### SUPPLIED DATA
------------------------

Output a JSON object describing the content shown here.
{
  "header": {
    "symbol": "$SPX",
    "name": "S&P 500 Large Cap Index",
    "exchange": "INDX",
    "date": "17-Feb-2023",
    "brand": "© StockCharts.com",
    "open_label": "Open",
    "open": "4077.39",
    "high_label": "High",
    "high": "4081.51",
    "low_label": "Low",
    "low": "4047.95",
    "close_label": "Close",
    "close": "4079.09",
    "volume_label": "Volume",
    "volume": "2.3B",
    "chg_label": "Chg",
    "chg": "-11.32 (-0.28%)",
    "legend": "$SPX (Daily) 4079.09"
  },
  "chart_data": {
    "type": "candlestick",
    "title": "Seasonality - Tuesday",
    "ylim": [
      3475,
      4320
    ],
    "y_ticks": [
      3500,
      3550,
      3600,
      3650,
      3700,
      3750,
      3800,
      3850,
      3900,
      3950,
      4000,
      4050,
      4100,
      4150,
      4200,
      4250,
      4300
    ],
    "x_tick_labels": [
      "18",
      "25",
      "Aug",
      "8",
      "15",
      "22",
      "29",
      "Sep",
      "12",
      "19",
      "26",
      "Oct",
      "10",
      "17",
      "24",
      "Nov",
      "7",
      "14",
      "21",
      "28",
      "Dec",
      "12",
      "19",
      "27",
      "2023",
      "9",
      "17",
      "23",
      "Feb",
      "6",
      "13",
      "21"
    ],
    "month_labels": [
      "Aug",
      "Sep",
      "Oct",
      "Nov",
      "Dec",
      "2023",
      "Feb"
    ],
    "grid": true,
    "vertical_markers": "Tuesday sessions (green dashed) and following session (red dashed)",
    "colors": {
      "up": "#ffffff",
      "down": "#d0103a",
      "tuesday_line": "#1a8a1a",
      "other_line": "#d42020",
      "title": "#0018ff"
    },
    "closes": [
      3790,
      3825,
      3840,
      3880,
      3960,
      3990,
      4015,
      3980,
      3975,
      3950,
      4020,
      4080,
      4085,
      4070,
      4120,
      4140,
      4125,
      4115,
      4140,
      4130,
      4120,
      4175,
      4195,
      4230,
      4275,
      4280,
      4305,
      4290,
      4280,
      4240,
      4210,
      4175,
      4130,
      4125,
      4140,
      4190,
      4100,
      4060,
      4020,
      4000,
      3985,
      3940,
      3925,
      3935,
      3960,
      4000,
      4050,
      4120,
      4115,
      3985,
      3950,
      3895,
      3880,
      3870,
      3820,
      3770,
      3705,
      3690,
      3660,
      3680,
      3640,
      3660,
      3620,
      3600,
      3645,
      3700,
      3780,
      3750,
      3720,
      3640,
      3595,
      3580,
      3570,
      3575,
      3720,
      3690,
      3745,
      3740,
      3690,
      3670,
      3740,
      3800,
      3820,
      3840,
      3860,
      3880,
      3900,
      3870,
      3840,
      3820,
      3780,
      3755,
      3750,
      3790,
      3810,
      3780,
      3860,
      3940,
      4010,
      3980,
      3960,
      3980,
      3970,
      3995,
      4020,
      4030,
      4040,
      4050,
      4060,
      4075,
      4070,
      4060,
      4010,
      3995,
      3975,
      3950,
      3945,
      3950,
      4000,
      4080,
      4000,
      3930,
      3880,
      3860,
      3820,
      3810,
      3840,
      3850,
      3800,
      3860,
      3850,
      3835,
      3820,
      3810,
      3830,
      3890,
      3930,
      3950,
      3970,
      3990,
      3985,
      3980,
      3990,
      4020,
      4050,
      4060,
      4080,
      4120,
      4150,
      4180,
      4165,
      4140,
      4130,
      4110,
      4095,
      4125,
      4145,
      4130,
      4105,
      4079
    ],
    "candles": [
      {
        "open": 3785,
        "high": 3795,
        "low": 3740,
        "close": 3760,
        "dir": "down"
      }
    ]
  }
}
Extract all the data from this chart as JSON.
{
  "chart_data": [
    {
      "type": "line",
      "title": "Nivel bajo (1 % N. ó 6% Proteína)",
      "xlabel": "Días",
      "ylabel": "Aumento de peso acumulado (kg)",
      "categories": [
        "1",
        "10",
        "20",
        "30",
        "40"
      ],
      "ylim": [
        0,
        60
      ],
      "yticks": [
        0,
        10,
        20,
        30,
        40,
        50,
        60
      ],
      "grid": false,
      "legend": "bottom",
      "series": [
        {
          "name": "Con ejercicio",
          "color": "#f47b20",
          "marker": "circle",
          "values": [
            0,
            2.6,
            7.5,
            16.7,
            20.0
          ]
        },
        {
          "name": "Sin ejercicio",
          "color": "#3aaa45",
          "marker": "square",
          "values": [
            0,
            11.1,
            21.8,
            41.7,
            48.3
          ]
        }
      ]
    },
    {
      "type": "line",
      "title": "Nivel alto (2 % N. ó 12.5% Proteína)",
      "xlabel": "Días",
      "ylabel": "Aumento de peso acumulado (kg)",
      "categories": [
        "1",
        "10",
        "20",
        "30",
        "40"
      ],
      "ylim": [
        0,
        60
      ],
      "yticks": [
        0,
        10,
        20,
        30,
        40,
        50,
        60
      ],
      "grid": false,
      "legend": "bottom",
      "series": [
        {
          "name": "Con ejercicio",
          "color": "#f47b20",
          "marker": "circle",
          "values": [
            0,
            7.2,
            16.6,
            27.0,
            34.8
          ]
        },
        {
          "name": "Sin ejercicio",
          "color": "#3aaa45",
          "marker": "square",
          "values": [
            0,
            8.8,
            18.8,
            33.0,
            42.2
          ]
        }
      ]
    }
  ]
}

------------------------

### THE PROBLEM
Transcribe the material above word for word.

### RESULT OF THE TASK
Output a JSON object describing the content shown here.
{
  "header": {
    "symbol": "$SPX",
    "name": "S&P 500 Large Cap Index",
    "exchange": "INDX",
    "date": "17-Feb-2023",
    "brand": "© StockCharts.com",
    "open_label": "Open",
    "open": "4077.39",
    "high_label": "High",
    "high": "4081.51",
    "low_label": "Low",
    "low": "4047.95",
    "close_label": "Close",
    "close": "4079.09",
    "volume_label": "Volume",
    "volume": "2.3B",
    "chg_label": "Chg",
    "chg": "-11.32 (-0.28%)",
    "legend": "$SPX (Daily) 4079.09"
  },
  "chart_data": {
    "type": "candlestick",
    "title": "Seasonality - Tuesday",
    "ylim": [
      3475,
      4320
    ],
    "y_ticks": [
      3500,
      3550,
      3600,
      3650,
      3700,
      3750,
      3800,
      3850,
      3900,
      3950,
      4000,
      4050,
      4100,
      4150,
      4200,
      4250,
      4300
    ],
    "x_tick_labels": [
      "18",
      "25",
      "Aug",
      "8",
      "15",
      "22",
      "29",
      "Sep",
      "12",
      "19",
      "26",
      "Oct",
      "10",
      "17",
      "24",
      "Nov",
      "7",
      "14",
      "21",
      "28",
      "Dec",
      "12",
      "19",
      "27",
      "2023",
      "9",
      "17",
      "23",
      "Feb",
      "6",
      "13",
      "21"
    ],
    "month_labels": [
      "Aug",
      "Sep",
      "Oct",
      "Nov",
      "Dec",
      "2023",
      "Feb"
    ],
    "grid": true,
    "vertical_markers": "Tuesday sessions (green dashed) and following session (red dashed)",
    "colors": {
      "up": "#ffffff",
      "down": "#d0103a",
      "tuesday_line": "#1a8a1a",
      "other_line": "#d42020",
      "title": "#0018ff"
    },
    "closes": [
      3790,
      3825,
      3840,
      3880,
      3960,
      3990,
      4015,
      3980,
      3975,
      3950,
      4020,
      4080,
      4085,
      4070,
      4120,
      4140,
      4125,
      4115,
      4140,
      4130,
      4120,
      4175,
      4195,
      4230,
      4275,
      4280,
      4305,
      4290,
      4280,
      4240,
      4210,
      4175,
      4130,
      4125,
      4140,
      4190,
      4100,
      4060,
      4020,
      4000,
      3985,
      3940,
      3925,
      3935,
      3960,
      4000,
      4050,
      4120,
      4115,
      3985,
      3950,
      3895,
      3880,
      3870,
      3820,
      3770,
      3705,
      3690,
      3660,
      3680,
      3640,
      3660,
      3620,
      3600,
      3645,
      3700,
      3780,
      3750,
      3720,
      3640,
      3595,
      3580,
      3570,
      3575,
      3720,
      3690,
      3745,
      3740,
      3690,
      3670,
      3740,
      3800,
      3820,
      3840,
      3860,
      3880,
      3900,
      3870,
      3840,
      3820,
      3780,
      3755,
      3750,
      3790,
      3810,
      3780,
      3860,
      3940,
      4010,
      3980,
      3960,
      3980,
      3970,
      3995,
      4020,
      4030,
      4040,
      4050,
      4060,
      4075,
      4070,
      4060,
      4010,
      3995,
      3975,
      3950,
      3945,
      3950,
      4000,
      4080,
      4000,
      3930,
      3880,
      3860,
      3820,
      3810,
      3840,
      3850,
      3800,
      3860,
      3850,
      3835,
      3820,
      3810,
      3830,
      3890,
      3930,
      3950,
      3970,
      3990,
      3985,
      3980,
      3990,
      4020,
      4050,
      4060,
      4080,
      4120,
      4150,
      4180,
      4165,
      4140,
      4130,
      4110,
      4095,
      4125,
      4145,
      4130,
      4105,
      4079
    ],
    "candles": [
      {
        "open": 3785,
        "high": 3795,
        "low": 3740,
        "close": 3760,
        "dir": "down"
      }
    ]
  }
}
Extract all the data from this chart as JSON.
{
  "chart_data": [
    {
      "type": "line",
      "title": "Nivel bajo (1 % N. ó 6% Proteína)",
      "xlabel": "Días",
      "ylabel": "Aumento de peso acumulado (kg)",
      "categories": [
        "1",
        "10",
        "20",
        "30",
        "40"
      ],
      "ylim": [
        0,
        60
      ],
      "yticks": [
        0,
        10,
        20,
        30,
        40,
        50,
        60
      ],
      "grid": false,
      "legend": "bottom",
      "series": [
        {
          "name": "Con ejercicio",
          "color": "#f47b20",
          "marker": "circle",
          "values": [
            0,
            2.6,
            7.5,
            16.7,
            20.0
          ]
        },
        {
          "name": "Sin ejercicio",
          "color": "#3aaa45",
          "marker": "square",
          "values": [
            0,
            11.1,
            21.8,
            41.7,
            48.3
          ]
        }
      ]
    },
    {
      "type": "line",
      "title": "Nivel alto (2 % N. ó 12.5% Proteína)",
      "xlabel": "Días",
      "ylabel": "Aumento de peso acumulado (kg)",
      "categories": [
        "1",
        "10",
        "20",
        "30",
        "40"
      ],
      "ylim": [
        0,
        60
      ],
      "yticks": [
        0,
        10,
        20,
        30,
        40,
        50,
        60
      ],
      "grid": false,
      "legend": "bottom",
      "series": [
        {
          "name": "Con ejercicio",
          "color": "#f47b20",
          "marker": "circle",
          "values": [
            0,
            7.2,
            16.6,
            27.0,
            34.8
          ]
        },
        {
          "name": "Sin ejercicio",
          "color": "#3aaa45",
          "marker": "square",
          "values": [
            0,
            8.8,
            18.8,
            33.0,
            42.2
          ]
        }
      ]
    }
  ]
}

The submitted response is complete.